» **Task statement**: Repeat all of the data precisely.

» **Data records**:
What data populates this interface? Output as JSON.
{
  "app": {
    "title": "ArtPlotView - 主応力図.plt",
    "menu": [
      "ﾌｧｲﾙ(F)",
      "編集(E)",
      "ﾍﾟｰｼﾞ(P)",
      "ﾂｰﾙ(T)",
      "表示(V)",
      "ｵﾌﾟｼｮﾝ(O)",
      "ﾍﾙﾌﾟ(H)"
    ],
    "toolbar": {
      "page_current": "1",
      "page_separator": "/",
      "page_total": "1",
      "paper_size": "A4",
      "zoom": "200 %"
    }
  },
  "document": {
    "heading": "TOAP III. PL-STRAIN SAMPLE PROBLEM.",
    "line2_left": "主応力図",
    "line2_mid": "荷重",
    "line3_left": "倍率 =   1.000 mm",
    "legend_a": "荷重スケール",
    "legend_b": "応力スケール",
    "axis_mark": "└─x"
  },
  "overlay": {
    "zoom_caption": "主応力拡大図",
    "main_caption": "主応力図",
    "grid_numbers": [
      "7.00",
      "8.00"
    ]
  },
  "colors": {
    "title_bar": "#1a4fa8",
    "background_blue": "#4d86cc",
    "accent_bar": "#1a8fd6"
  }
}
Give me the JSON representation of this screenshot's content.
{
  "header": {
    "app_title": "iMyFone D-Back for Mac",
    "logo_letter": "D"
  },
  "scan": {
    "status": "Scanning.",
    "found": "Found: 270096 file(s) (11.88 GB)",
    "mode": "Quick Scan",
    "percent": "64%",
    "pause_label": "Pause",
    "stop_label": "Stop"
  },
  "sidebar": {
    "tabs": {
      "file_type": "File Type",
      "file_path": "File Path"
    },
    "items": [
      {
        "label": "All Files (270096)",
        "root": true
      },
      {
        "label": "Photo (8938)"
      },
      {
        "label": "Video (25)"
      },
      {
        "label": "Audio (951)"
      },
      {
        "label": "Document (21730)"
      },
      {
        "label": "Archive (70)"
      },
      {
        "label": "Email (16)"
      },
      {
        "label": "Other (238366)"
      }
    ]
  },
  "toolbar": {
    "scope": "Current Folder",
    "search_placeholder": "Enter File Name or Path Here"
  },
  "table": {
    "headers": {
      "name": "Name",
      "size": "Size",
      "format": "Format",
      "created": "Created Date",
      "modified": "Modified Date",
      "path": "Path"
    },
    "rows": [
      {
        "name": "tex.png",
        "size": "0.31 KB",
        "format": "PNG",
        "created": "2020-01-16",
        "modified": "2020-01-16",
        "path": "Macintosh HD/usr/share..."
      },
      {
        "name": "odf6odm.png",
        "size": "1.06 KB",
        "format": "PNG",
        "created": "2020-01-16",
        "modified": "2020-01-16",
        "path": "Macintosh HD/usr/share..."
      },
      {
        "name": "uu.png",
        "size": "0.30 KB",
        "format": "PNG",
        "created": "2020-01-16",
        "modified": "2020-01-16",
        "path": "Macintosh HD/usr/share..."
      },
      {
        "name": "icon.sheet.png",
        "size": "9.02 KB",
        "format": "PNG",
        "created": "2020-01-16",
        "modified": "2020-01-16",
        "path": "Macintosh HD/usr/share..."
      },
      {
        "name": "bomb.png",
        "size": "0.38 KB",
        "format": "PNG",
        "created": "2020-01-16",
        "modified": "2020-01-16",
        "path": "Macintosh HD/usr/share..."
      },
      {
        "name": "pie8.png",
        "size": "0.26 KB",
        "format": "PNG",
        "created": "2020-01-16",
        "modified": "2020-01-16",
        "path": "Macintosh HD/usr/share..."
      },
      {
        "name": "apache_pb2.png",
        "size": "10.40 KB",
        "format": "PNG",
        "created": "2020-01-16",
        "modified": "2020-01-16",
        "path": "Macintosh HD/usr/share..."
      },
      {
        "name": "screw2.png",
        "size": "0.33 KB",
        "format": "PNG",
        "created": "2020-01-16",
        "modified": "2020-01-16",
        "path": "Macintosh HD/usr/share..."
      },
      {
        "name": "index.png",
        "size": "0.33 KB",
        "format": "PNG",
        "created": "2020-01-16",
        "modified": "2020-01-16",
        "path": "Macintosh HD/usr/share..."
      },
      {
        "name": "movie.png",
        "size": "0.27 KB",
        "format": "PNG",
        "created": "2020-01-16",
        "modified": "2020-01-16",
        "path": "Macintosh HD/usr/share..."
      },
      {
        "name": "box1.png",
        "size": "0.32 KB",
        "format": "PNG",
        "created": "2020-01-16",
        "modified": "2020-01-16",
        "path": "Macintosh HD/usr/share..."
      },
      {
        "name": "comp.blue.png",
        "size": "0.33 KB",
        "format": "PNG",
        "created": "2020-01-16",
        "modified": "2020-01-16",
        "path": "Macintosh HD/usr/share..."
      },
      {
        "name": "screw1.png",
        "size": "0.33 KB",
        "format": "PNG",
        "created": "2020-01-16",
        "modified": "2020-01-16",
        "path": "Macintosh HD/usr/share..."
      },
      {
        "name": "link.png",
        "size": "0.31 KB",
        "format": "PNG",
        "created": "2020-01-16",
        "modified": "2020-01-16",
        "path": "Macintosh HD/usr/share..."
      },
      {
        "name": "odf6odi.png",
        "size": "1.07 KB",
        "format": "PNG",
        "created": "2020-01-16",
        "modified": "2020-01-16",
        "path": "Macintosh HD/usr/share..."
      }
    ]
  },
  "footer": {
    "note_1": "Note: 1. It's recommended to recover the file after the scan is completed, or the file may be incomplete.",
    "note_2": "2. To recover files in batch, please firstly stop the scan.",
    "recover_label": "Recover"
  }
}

» **Final result**:
What data populates this interface? Output as JSON.
{
  "app": {
    "title": "ArtPlotView - 主応力図.plt",
    "menu": [
      "ﾌｧｲﾙ(F)",
      "編集(E)",
      "ﾍﾟｰｼﾞ(P)",
      "ﾂｰﾙ(T)",
      "表示(V)",
      "ｵﾌﾟｼｮﾝ(O)",
      "ﾍﾙﾌﾟ(H)"
    ],
    "toolbar": {
      "page_current": "1",
      "page_separator": "/",
      "page_total": "1",
      "paper_size": "A4",
      "zoom": "200 %"
    }
  },
  "document": {
    "heading": "TOAP III. PL-STRAIN SAMPLE PROBLEM.",
    "line2_left": "主応力図",
    "line2_mid": "荷重",
    "line3_left": "倍率 =   1.000 mm",
    "legend_a": "荷重スケール",
    "legend_b": "応力スケール",
    "axis_mark": "└─x"
  },
  "overlay": {
    "zoom_caption": "主応力拡大図",
    "main_caption": "主応力図",
    "grid_numbers": [
      "7.00",
      "8.00"
    ]
  },
  "colors": {
    "title_bar": "#1a4fa8",
    "background_blue": "#4d86cc",
    "accent_bar": "#1a8fd6"
  }
}
Give me the JSON representation of this screenshot's content.
{
  "header": {
    "app_title": "iMyFone D-Back for Mac",
    "logo_letter": "D"
  },
  "scan": {
    "status": "Scanning.",
    "found": "Found: 270096 file(s) (11.88 GB)",
    "mode": "Quick Scan",
    "percent": "64%",
    "pause_label": "Pause",
    "stop_label": "Stop"
  },
  "sidebar": {
    "tabs": {
      "file_type": "File Type",
      "file_path": "File Path"
    },
    "items": [
      {
        "label": "All Files (270096)",
        "root": true
      },
      {
        "label": "Photo (8938)"
      },
      {
        "label": "Video (25)"
      },
      {
        "label": "Audio (951)"
      },
      {
        "label": "Document (21730)"
      },
      {
        "label": "Archive (70)"
      },
      {
        "label": "Email (16)"
      },
      {
        "label": "Other (238366)"
      }
    ]
  },
  "toolbar": {
    "scope": "Current Folder",
    "search_placeholder": "Enter File Name or Path Here"
  },
  "table": {
    "headers": {
      "name": "Name",
      "size": "Size",
      "format": "Format",
      "created": "Created Date",
      "modified": "Modified Date",
      "path": "Path"
    },
    "rows": [
      {
        "name": "tex.png",
        "size": "0.31 KB",
        "format": "PNG",
        "created": "2020-01-16",
        "modified": "2020-01-16",
        "path": "Macintosh HD/usr/share..."
      },
      {
        "name": "odf6odm.png",
        "size": "1.06 KB",
        "format": "PNG",
        "created": "2020-01-16",
        "modified": "2020-01-16",
        "path": "Macintosh HD/usr/share..."
      },
      {
        "name": "uu.png",
        "size": "0.30 KB",
        "format": "PNG",
        "created": "2020-01-16",
        "modified": "2020-01-16",
        "path": "Macintosh HD/usr/share..."
      },
      {
        "name": "icon.sheet.png",
        "size": "9.02 KB",
        "format": "PNG",
        "created": "2020-01-16",
        "modified": "2020-01-16",
        "path": "Macintosh HD/usr/share..."
      },
      {
        "name": "bomb.png",
        "size": "0.38 KB",
        "format": "PNG",
        "created": "2020-01-16",
        "modified": "2020-01-16",
        "path": "Macintosh HD/usr/share..."
      },
      {
        "name": "pie8.png",
        "size": "0.26 KB",
        "format": "PNG",
        "created": "2020-01-16",
        "modified": "2020-01-16",
        "path": "Macintosh HD/usr/share..."
      },
      {
        "name": "apache_pb2.png",
        "size": "10.40 KB",
        "format": "PNG",
        "created": "2020-01-16",
        "modified": "2020-01-16",
        "path": "Macintosh HD/usr/share..."
      },
      {
        "name": "screw2.png",
        "size": "0.33 KB",
        "format": "PNG",
        "created": "2020-01-16",
        "modified": "2020-01-16",
        "path": "Macintosh HD/usr/share..."
      },
      {
        "name": "index.png",
        "size": "0.33 KB",
        "format": "PNG",
        "created": "2020-01-16",
        "modified": "2020-01-16",
        "path": "Macintosh HD/usr/share..."
      },
      {
        "name": "movie.png",
        "size": "0.27 KB",
        "format": "PNG",
        "created": "2020-01-16",
        "modified": "2020-01-16",
        "path": "Macintosh HD/usr/share..."
      },
      {
        "name": "box1.png",
        "size": "0.32 KB",
        "format": "PNG",
        "created": "2020-01-16",
        "modified": "2020-01-16",
        "path": "Macintosh HD/usr/share..."
      },
      {
        "name": "comp.blue.png",
        "size": "0.33 KB",
        "format": "PNG",
        "created": "2020-01-16",
        "modified": "2020-01-16",
        "path": "Macintosh HD/usr/share..."
      },
      {
        "name": "screw1.png",
        "size": "0.33 KB",
        "format": "PNG",
        "created": "2020-01-16",
        "modified": "2020-01-16",
        "path": "Macintosh HD/usr/share..."
      },
      {
        "name": "link.png",
        "size": "0.31 KB",
        "format": "PNG",
        "created": "2020-01-16",
        "modified": "2020-01-16",
        "path": "Macintosh HD/usr/share..."
      },
      {
        "name": "odf6odi.png",
        "size": "1.07 KB",
        "format": "PNG",
        "created": "2020-01-16",
        "modified": "2020-01-16",
        "path": "Macintosh HD/usr/share..."
      }
    ]
  },
  "footer": {
    "note_1": "Note: 1. It's recommended to recover the file after the scan is completed, or the file may be incomplete.",
    "note_2": "2. To recover files in batch, please firstly stop the scan.",
    "recover_label": "Recover"
  }
}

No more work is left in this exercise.